Stated problem A: In the article on the British tax system, how many pages did the Tolley's tax guides total by 2010-11?

Source extract:
§ §
Australia’s tax system has its problems. Too complicated, too many special allowances and specific taxes, and too much money drained out of the pockets of working Australians. But things could be worse. Australia could have the British tax system, instead. Imagine a system that imposed tax rates on labour income which, when you add them all up, are as high as 66 per cent.
In Britain, standard income is subject to four rates of income tax while dividend and savings income each have a separate schedule of rates on top of a separate tax on company profits and capital gains tax. Labour income is also subject to an additional deceptively-named tax called national insurance which is assessed weekly rather than annually and levied separately on both employers and employees, with different rates and thresholds and classes for each. It all adds up to punishing overall rates.
The rules are covered in a set of tax accountancy guides called Tolley’s. By 2010-11, the combined number of pages had ballooned to 17,795, three times higher than in 1997. The Byzantine complexity implied by those numbers imposes considerable costs on businesses and individuals in the UK. It prompted the TaxPayers’ Alliance to join with the Institute of Directors in 2010 to form the 2020 Tax Commission to review the entire tax code with a view to proposing a rational system designed from first principles, but which is nonetheless politically realistic.
The final report, The Single Income Tax, launched in May, proposes a very radical yet necessary change to how the government raises taxes, aimed at making the system cheaper, fairer and more legitimate.
The cost of complexity goes beyond the need to employ more experts to understand more rules and conditions, although since 1996 membership of Britain’s Chartered Institute of Taxation has grown every year from 10,115 to 15,400 in 2011. The perception of almost impenetrable complexity means opportunities are not exploited because it is hard for people to assess just how complex the tax system is. This leads them, rationally, to err on the side of caution and expect the worst. So they assume the rules will be at the worst end of their estimation of how complex and costly the tax code could be, just to be safe. People price in the risks associated with their ignorance on tax matters when contemplating potential projects.
In addition, complexity has led to the tax system having lost legitimacy as many people do not even really understand how much tax they should pay, let alone how much others should pay. That opacity, a direct consequence of complexity, inevitably leads many to suspect others of not paying their fair share.
In 2009, The Guardian reported that Barclays paid tax of ‘just one per cent of its 2009 profits’. Subsequent analysis showed that the pre-tax profit figure used was that of the global Barclays Group rather than the bank’s UK operations, which was compared against tax paid on UK profits. It was also inflated by including the sale of Barclays Global Investors, a type of gain expressly exempted from the company profits tax rules to avoid tax distorting restructuring decisions. Once these two mistakes alone are corrected, an effective tax rate of over 23 per cent emerges, much closer to the then headline rate of 28 per cent. Too bad. By the time corrective analysis had been released the damage to the legitimacy of the system had already been done.
The more evidence we heard and the more research and modelling of the system we did, the more we came to see that tax neutrality had to be the key mechanism to achieve the radical simplification needed. How an individual earns an income should not affect his liability for tax on that income. One hundred dollars should be worth the same to the payee whether it is received as salary, dividends or interest. The total income of an individual determines his ability to bear the burden of tax, not how that income is labelled.
§ §
[Element position data]
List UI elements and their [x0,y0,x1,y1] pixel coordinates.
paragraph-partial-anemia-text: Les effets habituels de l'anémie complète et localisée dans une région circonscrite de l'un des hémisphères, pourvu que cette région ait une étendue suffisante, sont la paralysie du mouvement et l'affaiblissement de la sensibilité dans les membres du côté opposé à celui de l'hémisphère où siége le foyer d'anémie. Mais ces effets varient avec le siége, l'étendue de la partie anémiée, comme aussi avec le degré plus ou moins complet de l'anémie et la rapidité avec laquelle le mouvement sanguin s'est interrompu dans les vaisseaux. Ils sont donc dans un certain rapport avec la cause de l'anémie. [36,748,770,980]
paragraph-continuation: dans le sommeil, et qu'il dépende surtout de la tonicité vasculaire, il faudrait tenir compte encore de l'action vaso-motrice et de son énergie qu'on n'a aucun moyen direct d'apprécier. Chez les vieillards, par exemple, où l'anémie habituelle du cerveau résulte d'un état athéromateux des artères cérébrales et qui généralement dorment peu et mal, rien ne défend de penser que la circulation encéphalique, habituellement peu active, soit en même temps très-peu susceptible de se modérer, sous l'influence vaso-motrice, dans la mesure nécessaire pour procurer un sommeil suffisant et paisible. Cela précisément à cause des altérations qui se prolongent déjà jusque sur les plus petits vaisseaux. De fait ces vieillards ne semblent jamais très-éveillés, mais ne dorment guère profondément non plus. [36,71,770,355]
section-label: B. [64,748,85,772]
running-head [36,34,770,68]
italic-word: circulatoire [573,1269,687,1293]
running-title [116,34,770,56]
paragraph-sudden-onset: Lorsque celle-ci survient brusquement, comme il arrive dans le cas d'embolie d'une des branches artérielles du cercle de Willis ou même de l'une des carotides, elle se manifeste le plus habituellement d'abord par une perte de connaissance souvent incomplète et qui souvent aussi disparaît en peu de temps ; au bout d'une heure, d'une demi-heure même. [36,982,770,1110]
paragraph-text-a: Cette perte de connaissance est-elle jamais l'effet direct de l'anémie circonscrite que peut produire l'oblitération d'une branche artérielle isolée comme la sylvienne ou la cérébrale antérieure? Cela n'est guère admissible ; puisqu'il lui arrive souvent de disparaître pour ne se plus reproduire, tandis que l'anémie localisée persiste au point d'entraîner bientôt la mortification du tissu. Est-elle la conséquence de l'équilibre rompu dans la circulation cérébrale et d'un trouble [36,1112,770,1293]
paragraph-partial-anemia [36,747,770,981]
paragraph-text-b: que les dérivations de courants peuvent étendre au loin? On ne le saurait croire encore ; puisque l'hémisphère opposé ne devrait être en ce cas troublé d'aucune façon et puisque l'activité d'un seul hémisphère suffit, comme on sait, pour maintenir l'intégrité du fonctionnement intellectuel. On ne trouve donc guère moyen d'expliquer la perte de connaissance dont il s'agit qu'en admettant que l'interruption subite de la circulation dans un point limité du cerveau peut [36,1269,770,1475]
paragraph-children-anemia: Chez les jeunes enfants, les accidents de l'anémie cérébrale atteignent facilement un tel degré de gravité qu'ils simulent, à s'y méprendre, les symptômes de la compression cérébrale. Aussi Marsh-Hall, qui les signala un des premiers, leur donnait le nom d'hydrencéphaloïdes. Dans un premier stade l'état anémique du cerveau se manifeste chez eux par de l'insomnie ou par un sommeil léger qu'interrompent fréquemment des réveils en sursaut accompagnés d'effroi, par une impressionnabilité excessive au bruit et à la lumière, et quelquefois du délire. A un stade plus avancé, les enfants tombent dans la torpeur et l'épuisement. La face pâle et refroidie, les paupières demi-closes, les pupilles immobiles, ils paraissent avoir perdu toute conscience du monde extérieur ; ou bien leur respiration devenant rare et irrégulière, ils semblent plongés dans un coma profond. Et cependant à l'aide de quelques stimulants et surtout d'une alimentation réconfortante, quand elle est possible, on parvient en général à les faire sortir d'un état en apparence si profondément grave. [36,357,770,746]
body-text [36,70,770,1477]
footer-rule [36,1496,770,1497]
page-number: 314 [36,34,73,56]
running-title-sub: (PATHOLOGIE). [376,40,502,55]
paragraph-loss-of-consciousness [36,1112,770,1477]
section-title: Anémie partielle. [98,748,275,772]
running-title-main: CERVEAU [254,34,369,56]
§ §
Stated problem B: Rename "section-label" to "section-marker" in the stretch of the records from their start through the line containing "running-title [116,34,770,56]", and give back only that stretch with nothing else changed.

Complete response A: 17,795 pages

Complete response B:
List UI elements and their [x0,y0,x1,y1] pixel coordinates.
paragraph-partial-anemia-text: Les effets habituels de l'anémie complète et localisée dans une région circonscrite de l'un des hémisphères, pourvu que cette région ait une étendue suffisante, sont la paralysie du mouvement et l'affaiblissement de la sensibilité dans les membres du côté opposé à celui de l'hémisphère où siége le foyer d'anémie. Mais ces effets varient avec le siége, l'étendue de la partie anémiée, comme aussi avec le degré plus ou moins complet de l'anémie et la rapidité avec laquelle le mouvement sanguin s'est interrompu dans les vaisseaux. Ils sont donc dans un certain rapport avec la cause de l'anémie. [36,748,770,980]
paragraph-continuation: dans le sommeil, et qu'il dépende surtout de la tonicité vasculaire, il faudrait tenir compte encore de l'action vaso-motrice et de son énergie qu'on n'a aucun moyen direct d'apprécier. Chez les vieillards, par exemple, où l'anémie habituelle du cerveau résulte d'un état athéromateux des artères cérébrales et qui généralement dorment peu et mal, rien ne défend de penser que la circulation encéphalique, habituellement peu active, soit en même temps très-peu susceptible de se modérer, sous l'influence vaso-motrice, dans la mesure nécessaire pour procurer un sommeil suffisant et paisible. Cela précisément à cause des altérations qui se prolongent déjà jusque sur les plus petits vaisseaux. De fait ces vieillards ne semblent jamais très-éveillés, mais ne dorment guère profondément non plus. [36,71,770,355]
section-marker: B. [64,748,85,772]
running-head [36,34,770,68]
italic-word: circulatoire [573,1269,687,1293]
running-title [116,34,770,56]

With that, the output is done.